[Stored data start]

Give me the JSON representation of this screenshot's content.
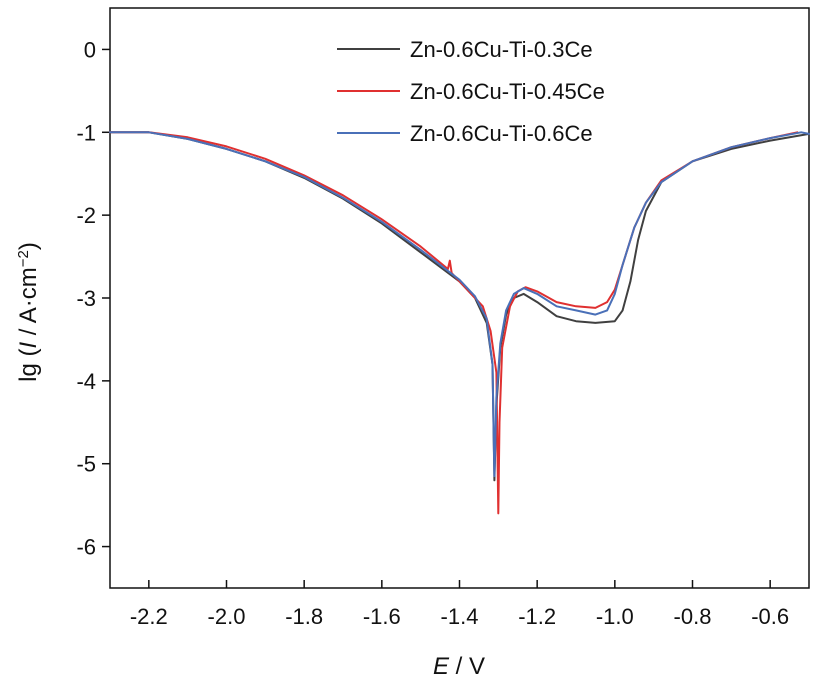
{
  "chart_data": {
    "type": "line",
    "xlabel_var": "E",
    "xlabel_unit": " / V",
    "ylabel_prefix": "lg (",
    "ylabel_var": "I",
    "ylabel_unit": " / A·cm",
    "ylabel_exp": "−2",
    "ylabel_suffix": ")",
    "xlim": [
      -2.3,
      -0.5
    ],
    "ylim": [
      -6.5,
      0.5
    ],
    "x_ticks": [
      -2.2,
      -2.0,
      -1.8,
      -1.6,
      -1.4,
      -1.2,
      -1.0,
      -0.8,
      -0.6
    ],
    "x_tick_labels": [
      "-2.2",
      "-2.0",
      "-1.8",
      "-1.6",
      "-1.4",
      "-1.2",
      "-1.0",
      "-0.8",
      "-0.6"
    ],
    "y_ticks": [
      0,
      -1,
      -2,
      -3,
      -4,
      -5,
      -6
    ],
    "y_tick_labels": [
      "0",
      "-1",
      "-2",
      "-3",
      "-4",
      "-5",
      "-6"
    ],
    "grid": false,
    "legend_position": "top-right",
    "series": [
      {
        "name": "Zn-0.6Cu-Ti-0.3Ce",
        "color": "#404040",
        "points": [
          [
            -2.3,
            -1.0
          ],
          [
            -2.2,
            -1.0
          ],
          [
            -2.1,
            -1.08
          ],
          [
            -2.0,
            -1.2
          ],
          [
            -1.9,
            -1.35
          ],
          [
            -1.8,
            -1.55
          ],
          [
            -1.7,
            -1.8
          ],
          [
            -1.6,
            -2.1
          ],
          [
            -1.5,
            -2.45
          ],
          [
            -1.4,
            -2.8
          ],
          [
            -1.36,
            -3.0
          ],
          [
            -1.33,
            -3.3
          ],
          [
            -1.315,
            -3.8
          ],
          [
            -1.31,
            -5.2
          ],
          [
            -1.305,
            -4.3
          ],
          [
            -1.295,
            -3.6
          ],
          [
            -1.28,
            -3.2
          ],
          [
            -1.26,
            -3.0
          ],
          [
            -1.235,
            -2.95
          ],
          [
            -1.2,
            -3.05
          ],
          [
            -1.15,
            -3.22
          ],
          [
            -1.1,
            -3.28
          ],
          [
            -1.05,
            -3.3
          ],
          [
            -1.0,
            -3.28
          ],
          [
            -0.98,
            -3.15
          ],
          [
            -0.96,
            -2.8
          ],
          [
            -0.94,
            -2.3
          ],
          [
            -0.92,
            -1.95
          ],
          [
            -0.88,
            -1.6
          ],
          [
            -0.8,
            -1.35
          ],
          [
            -0.7,
            -1.2
          ],
          [
            -0.6,
            -1.1
          ],
          [
            -0.5,
            -1.02
          ]
        ]
      },
      {
        "name": "Zn-0.6Cu-Ti-0.45Ce",
        "color": "#e03030",
        "points": [
          [
            -2.3,
            -1.0
          ],
          [
            -2.2,
            -1.0
          ],
          [
            -2.1,
            -1.06
          ],
          [
            -2.0,
            -1.17
          ],
          [
            -1.9,
            -1.32
          ],
          [
            -1.8,
            -1.52
          ],
          [
            -1.7,
            -1.76
          ],
          [
            -1.6,
            -2.05
          ],
          [
            -1.5,
            -2.38
          ],
          [
            -1.43,
            -2.65
          ],
          [
            -1.425,
            -2.55
          ],
          [
            -1.42,
            -2.7
          ],
          [
            -1.38,
            -2.9
          ],
          [
            -1.34,
            -3.1
          ],
          [
            -1.32,
            -3.4
          ],
          [
            -1.305,
            -3.9
          ],
          [
            -1.3,
            -5.6
          ],
          [
            -1.297,
            -4.5
          ],
          [
            -1.29,
            -3.6
          ],
          [
            -1.27,
            -3.1
          ],
          [
            -1.25,
            -2.92
          ],
          [
            -1.23,
            -2.87
          ],
          [
            -1.2,
            -2.92
          ],
          [
            -1.15,
            -3.05
          ],
          [
            -1.1,
            -3.1
          ],
          [
            -1.05,
            -3.12
          ],
          [
            -1.02,
            -3.05
          ],
          [
            -1.0,
            -2.9
          ],
          [
            -0.98,
            -2.6
          ],
          [
            -0.95,
            -2.15
          ],
          [
            -0.92,
            -1.85
          ],
          [
            -0.88,
            -1.58
          ],
          [
            -0.8,
            -1.35
          ],
          [
            -0.7,
            -1.18
          ],
          [
            -0.6,
            -1.07
          ],
          [
            -0.53,
            -1.0
          ]
        ]
      },
      {
        "name": "Zn-0.6Cu-Ti-0.6Ce",
        "color": "#4a70b8",
        "points": [
          [
            -2.3,
            -1.0
          ],
          [
            -2.2,
            -1.0
          ],
          [
            -2.1,
            -1.08
          ],
          [
            -2.0,
            -1.2
          ],
          [
            -1.9,
            -1.35
          ],
          [
            -1.8,
            -1.54
          ],
          [
            -1.7,
            -1.79
          ],
          [
            -1.6,
            -2.08
          ],
          [
            -1.5,
            -2.42
          ],
          [
            -1.4,
            -2.78
          ],
          [
            -1.36,
            -2.98
          ],
          [
            -1.33,
            -3.25
          ],
          [
            -1.315,
            -3.8
          ],
          [
            -1.31,
            -5.15
          ],
          [
            -1.305,
            -4.2
          ],
          [
            -1.295,
            -3.55
          ],
          [
            -1.28,
            -3.15
          ],
          [
            -1.26,
            -2.95
          ],
          [
            -1.235,
            -2.88
          ],
          [
            -1.2,
            -2.95
          ],
          [
            -1.15,
            -3.1
          ],
          [
            -1.1,
            -3.15
          ],
          [
            -1.05,
            -3.2
          ],
          [
            -1.02,
            -3.15
          ],
          [
            -1.0,
            -2.95
          ],
          [
            -0.98,
            -2.6
          ],
          [
            -0.95,
            -2.15
          ],
          [
            -0.92,
            -1.85
          ],
          [
            -0.88,
            -1.6
          ],
          [
            -0.8,
            -1.35
          ],
          [
            -0.7,
            -1.18
          ],
          [
            -0.6,
            -1.07
          ],
          [
            -0.52,
            -1.0
          ],
          [
            -0.5,
            -1.02
          ]
        ]
      }
    ]
  }
}
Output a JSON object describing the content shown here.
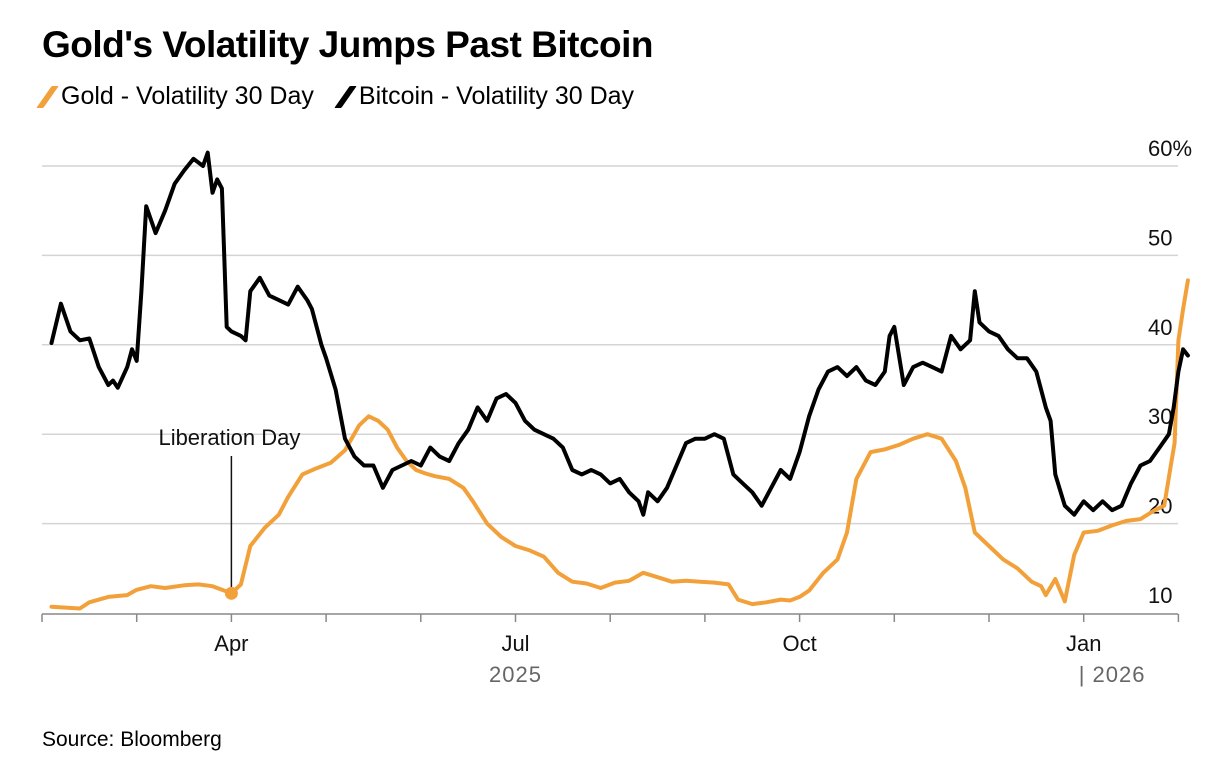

[Stored data end]

Goal:
Please transcribe the material above exactly as written. Leave the pictures out.

Solution for this problem:
Give me the JSON representation of this screenshot's content.
{
  "chart_data": {
    "type": "line",
    "xlabel_var": "E",
    "xlabel_unit": " / V",
    "ylabel_prefix": "lg (",
    "ylabel_var": "I",
    "ylabel_unit": " / A·cm",
    "ylabel_exp": "−2",
    "ylabel_suffix": ")",
    "xlim": [
      -2.3,
      -0.5
    ],
    "ylim": [
      -6.5,
      0.5
    ],
    "x_ticks": [
      -2.2,
      -2.0,
      -1.8,
      -1.6,
      -1.4,
      -1.2,
      -1.0,
      -0.8,
      -0.6
    ],
    "x_tick_labels": [
      "-2.2",
      "-2.0",
      "-1.8",
      "-1.6",
      "-1.4",
      "-1.2",
      "-1.0",
      "-0.8",
      "-0.6"
    ],
    "y_ticks": [
      0,
      -1,
      -2,
      -3,
      -4,
      -5,
      -6
    ],
    "y_tick_labels": [
      "0",
      "-1",
      "-2",
      "-3",
      "-4",
      "-5",
      "-6"
    ],
    "grid": false,
    "legend_position": "top-right",
    "series": [
      {
        "name": "Zn-0.6Cu-Ti-0.3Ce",
        "color": "#404040",
        "points": [
          [
            -2.3,
            -1.0
          ],
          [
            -2.2,
            -1.0
          ],
          [
            -2.1,
            -1.08
          ],
          [
            -2.0,
            -1.2
          ],
          [
            -1.9,
            -1.35
          ],
          [
            -1.8,
            -1.55
          ],
          [
            -1.7,
            -1.8
          ],
          [
            -1.6,
            -2.1
          ],
          [
            -1.5,
            -2.45
          ],
          [
            -1.4,
            -2.8
          ],
          [
            -1.36,
            -3.0
          ],
          [
            -1.33,
            -3.3
          ],
          [
            -1.315,
            -3.8
          ],
          [
            -1.31,
            -5.2
          ],
          [
            -1.305,
            -4.3
          ],
          [
            -1.295,
            -3.6
          ],
          [
            -1.28,
            -3.2
          ],
          [
            -1.26,
            -3.0
          ],
          [
            -1.235,
            -2.95
          ],
          [
            -1.2,
            -3.05
          ],
          [
            -1.15,
            -3.22
          ],
          [
            -1.1,
            -3.28
          ],
          [
            -1.05,
            -3.3
          ],
          [
            -1.0,
            -3.28
          ],
          [
            -0.98,
            -3.15
          ],
          [
            -0.96,
            -2.8
          ],
          [
            -0.94,
            -2.3
          ],
          [
            -0.92,
            -1.95
          ],
          [
            -0.88,
            -1.6
          ],
          [
            -0.8,
            -1.35
          ],
          [
            -0.7,
            -1.2
          ],
          [
            -0.6,
            -1.1
          ],
          [
            -0.5,
            -1.02
          ]
        ]
      },
      {
        "name": "Zn-0.6Cu-Ti-0.45Ce",
        "color": "#e03030",
        "points": [
          [
            -2.3,
            -1.0
          ],
          [
            -2.2,
            -1.0
          ],
          [
            -2.1,
            -1.06
          ],
          [
            -2.0,
            -1.17
          ],
          [
            -1.9,
            -1.32
          ],
          [
            -1.8,
            -1.52
          ],
          [
            -1.7,
            -1.76
          ],
          [
            -1.6,
            -2.05
          ],
          [
            -1.5,
            -2.38
          ],
          [
            -1.43,
            -2.65
          ],
          [
            -1.425,
            -2.55
          ],
          [
            -1.42,
            -2.7
          ],
          [
            -1.38,
            -2.9
          ],
          [
            -1.34,
            -3.1
          ],
          [
            -1.32,
            -3.4
          ],
          [
            -1.305,
            -3.9
          ],
          [
            -1.3,
            -5.6
          ],
          [
            -1.297,
            -4.5
          ],
          [
            -1.29,
            -3.6
          ],
          [
            -1.27,
            -3.1
          ],
          [
            -1.25,
            -2.92
          ],
          [
            -1.23,
            -2.87
          ],
          [
            -1.2,
            -2.92
          ],
          [
            -1.15,
            -3.05
          ],
          [
            -1.1,
            -3.1
          ],
          [
            -1.05,
            -3.12
          ],
          [
            -1.02,
            -3.05
          ],
          [
            -1.0,
            -2.9
          ],
          [
            -0.98,
            -2.6
          ],
          [
            -0.95,
            -2.15
          ],
          [
            -0.92,
            -1.85
          ],
          [
            -0.88,
            -1.58
          ],
          [
            -0.8,
            -1.35
          ],
          [
            -0.7,
            -1.18
          ],
          [
            -0.6,
            -1.07
          ],
          [
            -0.53,
            -1.0
          ]
        ]
      },
      {
        "name": "Zn-0.6Cu-Ti-0.6Ce",
        "color": "#4a70b8",
        "points": [
          [
            -2.3,
            -1.0
          ],
          [
            -2.2,
            -1.0
          ],
          [
            -2.1,
            -1.08
          ],
          [
            -2.0,
            -1.2
          ],
          [
            -1.9,
            -1.35
          ],
          [
            -1.8,
            -1.54
          ],
          [
            -1.7,
            -1.79
          ],
          [
            -1.6,
            -2.08
          ],
          [
            -1.5,
            -2.42
          ],
          [
            -1.4,
            -2.78
          ],
          [
            -1.36,
            -2.98
          ],
          [
            -1.33,
            -3.25
          ],
          [
            -1.315,
            -3.8
          ],
          [
            -1.31,
            -5.15
          ],
          [
            -1.305,
            -4.2
          ],
          [
            -1.295,
            -3.55
          ],
          [
            -1.28,
            -3.15
          ],
          [
            -1.26,
            -2.95
          ],
          [
            -1.235,
            -2.88
          ],
          [
            -1.2,
            -2.95
          ],
          [
            -1.15,
            -3.1
          ],
          [
            -1.1,
            -3.15
          ],
          [
            -1.05,
            -3.2
          ],
          [
            -1.02,
            -3.15
          ],
          [
            -1.0,
            -2.95
          ],
          [
            -0.98,
            -2.6
          ],
          [
            -0.95,
            -2.15
          ],
          [
            -0.92,
            -1.85
          ],
          [
            -0.88,
            -1.6
          ],
          [
            -0.8,
            -1.35
          ],
          [
            -0.7,
            -1.18
          ],
          [
            -0.6,
            -1.07
          ],
          [
            -0.52,
            -1.0
          ],
          [
            -0.5,
            -1.02
          ]
        ]
      }
    ]
  }
}
Output a JSON object describing the content shown here.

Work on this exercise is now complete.